THE PROBLEM |
Consider the records below. How many of their lines include the word "content"? State the number and nothing else.

Collected data entries |
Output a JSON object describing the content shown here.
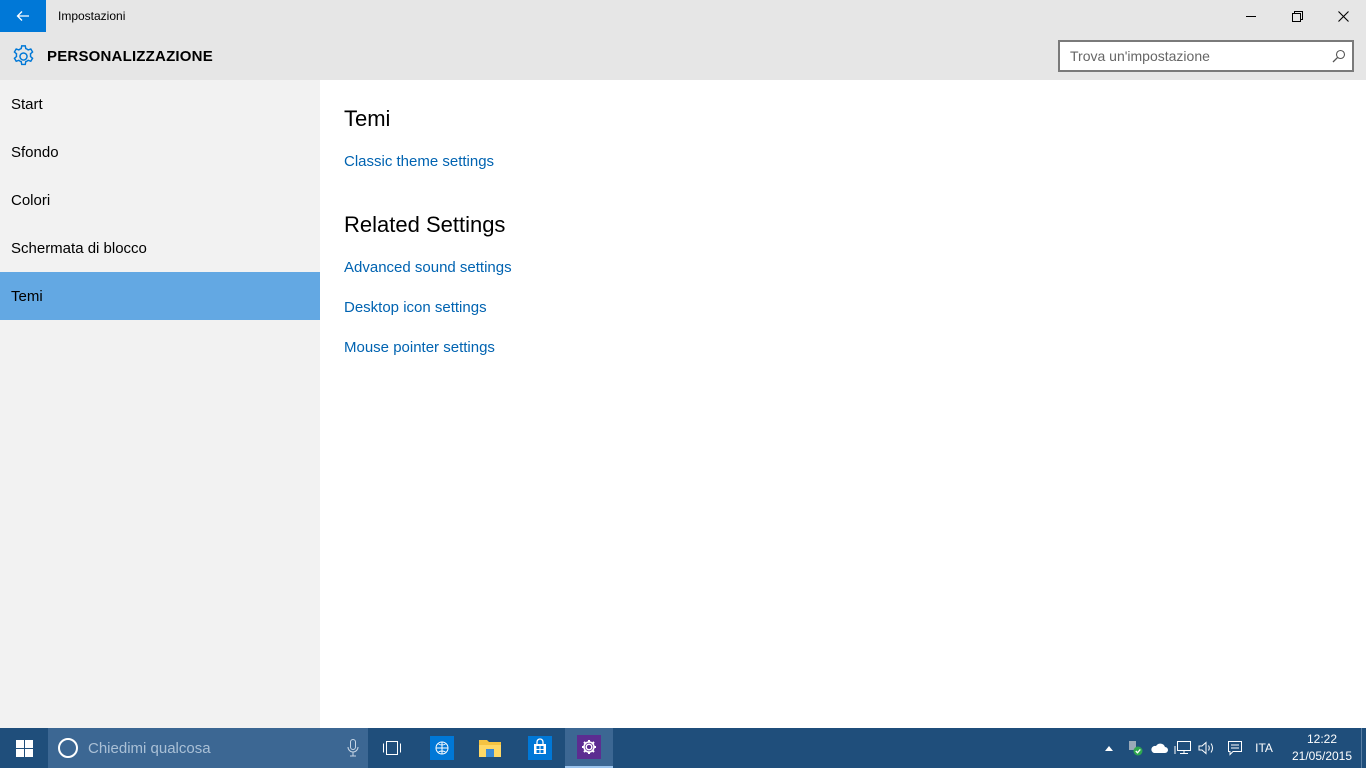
{
  "window": {
    "title": "Impostazioni"
  },
  "header": {
    "section_title": "PERSONALIZZAZIONE",
    "search_placeholder": "Trova un'impostazione"
  },
  "sidebar": {
    "items": [
      {
        "label": "Start"
      },
      {
        "label": "Sfondo"
      },
      {
        "label": "Colori"
      },
      {
        "label": "Schermata di blocco"
      },
      {
        "label": "Temi"
      }
    ],
    "selected": "Temi"
  },
  "content": {
    "themes_heading": "Temi",
    "classic_link": "Classic theme settings",
    "related_heading": "Related Settings",
    "related_links": [
      {
        "label": "Advanced sound settings"
      },
      {
        "label": "Desktop icon settings"
      },
      {
        "label": "Mouse pointer settings"
      }
    ]
  },
  "taskbar": {
    "search_placeholder": "Chiedimi qualcosa",
    "language": "ITA",
    "time": "12:22",
    "date": "21/05/2015"
  },
  "colors": {
    "accent": "#0078d7",
    "selected_nav": "#63a8e3",
    "link": "#0063b1",
    "taskbar": "#1f4e7b"
  }
}
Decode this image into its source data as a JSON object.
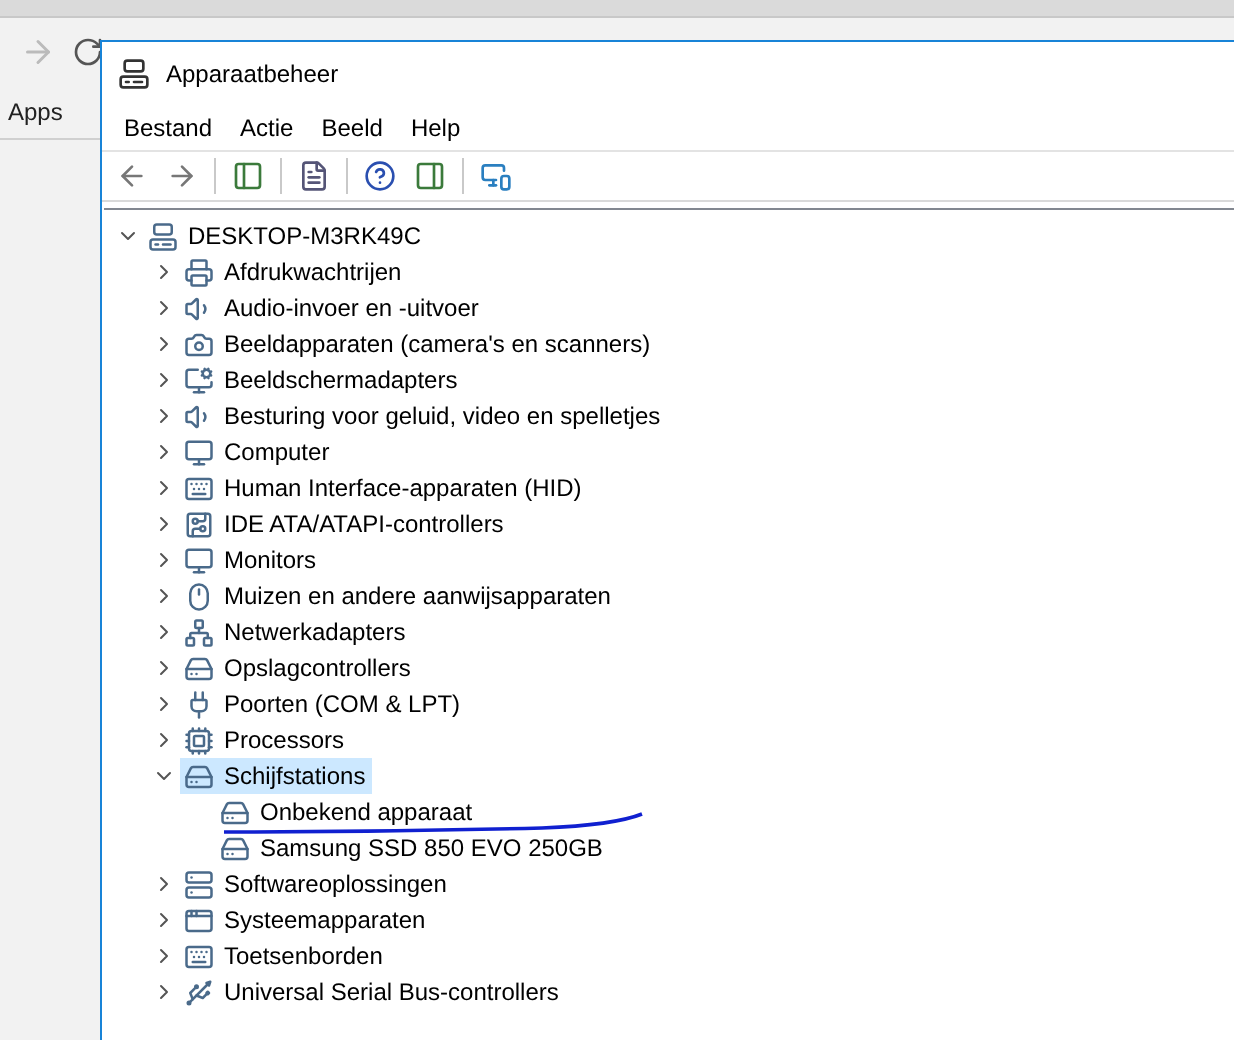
{
  "browser": {
    "bookmarks": [
      "Apps"
    ]
  },
  "window": {
    "title": "Apparaatbeheer"
  },
  "menu": [
    "Bestand",
    "Actie",
    "Beeld",
    "Help"
  ],
  "tree": {
    "label": "DESKTOP-M3RK49C",
    "expanded": true,
    "selected": false,
    "children": [
      {
        "label": "Afdrukwachtrijen",
        "expanded": false,
        "selected": false
      },
      {
        "label": "Audio-invoer en -uitvoer",
        "expanded": false,
        "selected": false
      },
      {
        "label": "Beeldapparaten (camera's en scanners)",
        "expanded": false,
        "selected": false
      },
      {
        "label": "Beeldschermadapters",
        "expanded": false,
        "selected": false
      },
      {
        "label": "Besturing voor geluid, video en spelletjes",
        "expanded": false,
        "selected": false
      },
      {
        "label": "Computer",
        "expanded": false,
        "selected": false
      },
      {
        "label": "Human Interface-apparaten (HID)",
        "expanded": false,
        "selected": false
      },
      {
        "label": "IDE ATA/ATAPI-controllers",
        "expanded": false,
        "selected": false
      },
      {
        "label": "Monitors",
        "expanded": false,
        "selected": false
      },
      {
        "label": "Muizen en andere aanwijsapparaten",
        "expanded": false,
        "selected": false
      },
      {
        "label": "Netwerkadapters",
        "expanded": false,
        "selected": false
      },
      {
        "label": "Opslagcontrollers",
        "expanded": false,
        "selected": false
      },
      {
        "label": "Poorten (COM & LPT)",
        "expanded": false,
        "selected": false
      },
      {
        "label": "Processors",
        "expanded": false,
        "selected": false
      },
      {
        "label": "Schijfstations",
        "expanded": true,
        "selected": true,
        "children": [
          {
            "label": "Onbekend apparaat",
            "selected": false
          },
          {
            "label": "Samsung SSD 850 EVO 250GB",
            "selected": false
          }
        ]
      },
      {
        "label": "Softwareoplossingen",
        "expanded": false,
        "selected": false
      },
      {
        "label": "Systeemapparaten",
        "expanded": false,
        "selected": false
      },
      {
        "label": "Toetsenborden",
        "expanded": false,
        "selected": false
      },
      {
        "label": "Universal Serial Bus-controllers",
        "expanded": false,
        "selected": false
      }
    ]
  }
}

FULL SOLUTION |
2